• _YOUR TASK_
All material below is to be reproduced exactly.

• _Data entries_
-------

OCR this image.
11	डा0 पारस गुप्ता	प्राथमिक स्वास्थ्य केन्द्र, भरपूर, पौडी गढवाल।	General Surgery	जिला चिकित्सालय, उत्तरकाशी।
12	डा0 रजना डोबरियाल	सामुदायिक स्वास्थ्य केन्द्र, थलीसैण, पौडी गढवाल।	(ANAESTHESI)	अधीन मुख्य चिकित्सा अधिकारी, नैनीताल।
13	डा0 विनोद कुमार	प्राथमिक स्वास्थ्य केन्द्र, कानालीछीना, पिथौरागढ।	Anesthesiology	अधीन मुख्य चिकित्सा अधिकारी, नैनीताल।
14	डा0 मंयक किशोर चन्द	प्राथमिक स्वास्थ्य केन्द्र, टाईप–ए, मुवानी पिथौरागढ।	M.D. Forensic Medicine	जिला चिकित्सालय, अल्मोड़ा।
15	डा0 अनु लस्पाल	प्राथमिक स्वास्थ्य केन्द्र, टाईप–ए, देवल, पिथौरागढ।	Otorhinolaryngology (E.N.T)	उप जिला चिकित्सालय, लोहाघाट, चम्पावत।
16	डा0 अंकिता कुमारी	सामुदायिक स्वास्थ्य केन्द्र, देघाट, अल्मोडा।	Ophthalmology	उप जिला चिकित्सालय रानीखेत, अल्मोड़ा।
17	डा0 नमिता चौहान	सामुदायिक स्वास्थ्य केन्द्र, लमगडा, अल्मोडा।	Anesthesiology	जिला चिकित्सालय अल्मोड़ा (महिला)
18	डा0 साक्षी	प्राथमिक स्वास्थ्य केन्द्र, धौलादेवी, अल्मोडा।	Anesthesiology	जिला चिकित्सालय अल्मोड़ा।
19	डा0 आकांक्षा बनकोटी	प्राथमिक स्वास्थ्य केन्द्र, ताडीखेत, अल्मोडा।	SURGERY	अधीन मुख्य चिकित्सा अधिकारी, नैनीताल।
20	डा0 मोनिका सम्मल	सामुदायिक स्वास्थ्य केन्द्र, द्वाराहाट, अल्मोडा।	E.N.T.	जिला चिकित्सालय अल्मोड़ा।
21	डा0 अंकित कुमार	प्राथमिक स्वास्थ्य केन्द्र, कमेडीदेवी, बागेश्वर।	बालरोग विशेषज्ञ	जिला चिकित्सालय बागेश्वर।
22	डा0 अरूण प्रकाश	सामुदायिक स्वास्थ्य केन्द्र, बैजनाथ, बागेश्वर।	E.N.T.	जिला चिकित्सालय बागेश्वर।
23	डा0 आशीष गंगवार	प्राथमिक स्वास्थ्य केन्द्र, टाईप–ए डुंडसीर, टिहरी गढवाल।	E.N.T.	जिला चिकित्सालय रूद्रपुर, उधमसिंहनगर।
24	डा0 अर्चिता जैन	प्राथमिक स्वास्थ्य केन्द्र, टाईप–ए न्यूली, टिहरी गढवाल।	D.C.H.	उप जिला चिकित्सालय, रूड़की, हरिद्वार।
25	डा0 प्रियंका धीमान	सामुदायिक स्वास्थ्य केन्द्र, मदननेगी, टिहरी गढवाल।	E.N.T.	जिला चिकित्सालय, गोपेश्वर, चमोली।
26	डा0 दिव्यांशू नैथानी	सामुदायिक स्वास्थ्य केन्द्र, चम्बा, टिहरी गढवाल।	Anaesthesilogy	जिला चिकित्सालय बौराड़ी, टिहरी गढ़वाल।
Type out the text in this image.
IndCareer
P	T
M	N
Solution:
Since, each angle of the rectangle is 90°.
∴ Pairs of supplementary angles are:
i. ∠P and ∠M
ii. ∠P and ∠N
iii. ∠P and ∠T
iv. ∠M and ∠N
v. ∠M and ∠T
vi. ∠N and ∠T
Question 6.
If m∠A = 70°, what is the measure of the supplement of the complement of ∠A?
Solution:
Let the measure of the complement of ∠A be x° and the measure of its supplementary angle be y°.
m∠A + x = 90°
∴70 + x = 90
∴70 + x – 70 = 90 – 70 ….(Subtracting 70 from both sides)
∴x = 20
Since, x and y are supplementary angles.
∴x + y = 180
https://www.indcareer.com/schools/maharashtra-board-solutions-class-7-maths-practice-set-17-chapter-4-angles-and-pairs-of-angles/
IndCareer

-------

• _WRITTEN SOLUTION_
OCR this image.
11	डा0 पारस गुप्ता	प्राथमिक स्वास्थ्य केन्द्र, भरपूर, पौडी गढवाल।	General Surgery	जिला चिकित्सालय, उत्तरकाशी।
12	डा0 रजना डोबरियाल	सामुदायिक स्वास्थ्य केन्द्र, थलीसैण, पौडी गढवाल।	(ANAESTHESI)	अधीन मुख्य चिकित्सा अधिकारी, नैनीताल।
13	डा0 विनोद कुमार	प्राथमिक स्वास्थ्य केन्द्र, कानालीछीना, पिथौरागढ।	Anesthesiology	अधीन मुख्य चिकित्सा अधिकारी, नैनीताल।
14	डा0 मंयक किशोर चन्द	प्राथमिक स्वास्थ्य केन्द्र, टाईप–ए, मुवानी पिथौरागढ।	M.D. Forensic Medicine	जिला चिकित्सालय, अल्मोड़ा।
15	डा0 अनु लस्पाल	प्राथमिक स्वास्थ्य केन्द्र, टाईप–ए, देवल, पिथौरागढ।	Otorhinolaryngology (E.N.T)	उप जिला चिकित्सालय, लोहाघाट, चम्पावत।
16	डा0 अंकिता कुमारी	सामुदायिक स्वास्थ्य केन्द्र, देघाट, अल्मोडा।	Ophthalmology	उप जिला चिकित्सालय रानीखेत, अल्मोड़ा।
17	डा0 नमिता चौहान	सामुदायिक स्वास्थ्य केन्द्र, लमगडा, अल्मोडा।	Anesthesiology	जिला चिकित्सालय अल्मोड़ा (महिला)
18	डा0 साक्षी	प्राथमिक स्वास्थ्य केन्द्र, धौलादेवी, अल्मोडा।	Anesthesiology	जिला चिकित्सालय अल्मोड़ा।
19	डा0 आकांक्षा बनकोटी	प्राथमिक स्वास्थ्य केन्द्र, ताडीखेत, अल्मोडा।	SURGERY	अधीन मुख्य चिकित्सा अधिकारी, नैनीताल।
20	डा0 मोनिका सम्मल	सामुदायिक स्वास्थ्य केन्द्र, द्वाराहाट, अल्मोडा।	E.N.T.	जिला चिकित्सालय अल्मोड़ा।
21	डा0 अंकित कुमार	प्राथमिक स्वास्थ्य केन्द्र, कमेडीदेवी, बागेश्वर।	बालरोग विशेषज्ञ	जिला चिकित्सालय बागेश्वर।
22	डा0 अरूण प्रकाश	सामुदायिक स्वास्थ्य केन्द्र, बैजनाथ, बागेश्वर।	E.N.T.	जिला चिकित्सालय बागेश्वर।
23	डा0 आशीष गंगवार	प्राथमिक स्वास्थ्य केन्द्र, टाईप–ए डुंडसीर, टिहरी गढवाल।	E.N.T.	जिला चिकित्सालय रूद्रपुर, उधमसिंहनगर।
24	डा0 अर्चिता जैन	प्राथमिक स्वास्थ्य केन्द्र, टाईप–ए न्यूली, टिहरी गढवाल।	D.C.H.	उप जिला चिकित्सालय, रूड़की, हरिद्वार।
25	डा0 प्रियंका धीमान	सामुदायिक स्वास्थ्य केन्द्र, मदननेगी, टिहरी गढवाल।	E.N.T.	जिला चिकित्सालय, गोपेश्वर, चमोली।
26	डा0 दिव्यांशू नैथानी	सामुदायिक स्वास्थ्य केन्द्र, चम्बा, टिहरी गढवाल।	Anaesthesilogy	जिला चिकित्सालय बौराड़ी, टिहरी गढ़वाल।
Type out the text in this image.
IndCareer
P	T
M	N
Solution:
Since, each angle of the rectangle is 90°.
∴ Pairs of supplementary angles are:
i. ∠P and ∠M
ii. ∠P and ∠N
iii. ∠P and ∠T
iv. ∠M and ∠N
v. ∠M and ∠T
vi. ∠N and ∠T
Question 6.
If m∠A = 70°, what is the measure of the supplement of the complement of ∠A?
Solution:
Let the measure of the complement of ∠A be x° and the measure of its supplementary angle be y°.
m∠A + x = 90°
∴70 + x = 90
∴70 + x – 70 = 90 – 70 ….(Subtracting 70 from both sides)
∴x = 20
Since, x and y are supplementary angles.
∴x + y = 180
https://www.indcareer.com/schools/maharashtra-board-solutions-class-7-maths-practice-set-17-chapter-4-angles-and-pairs-of-angles/
IndCareer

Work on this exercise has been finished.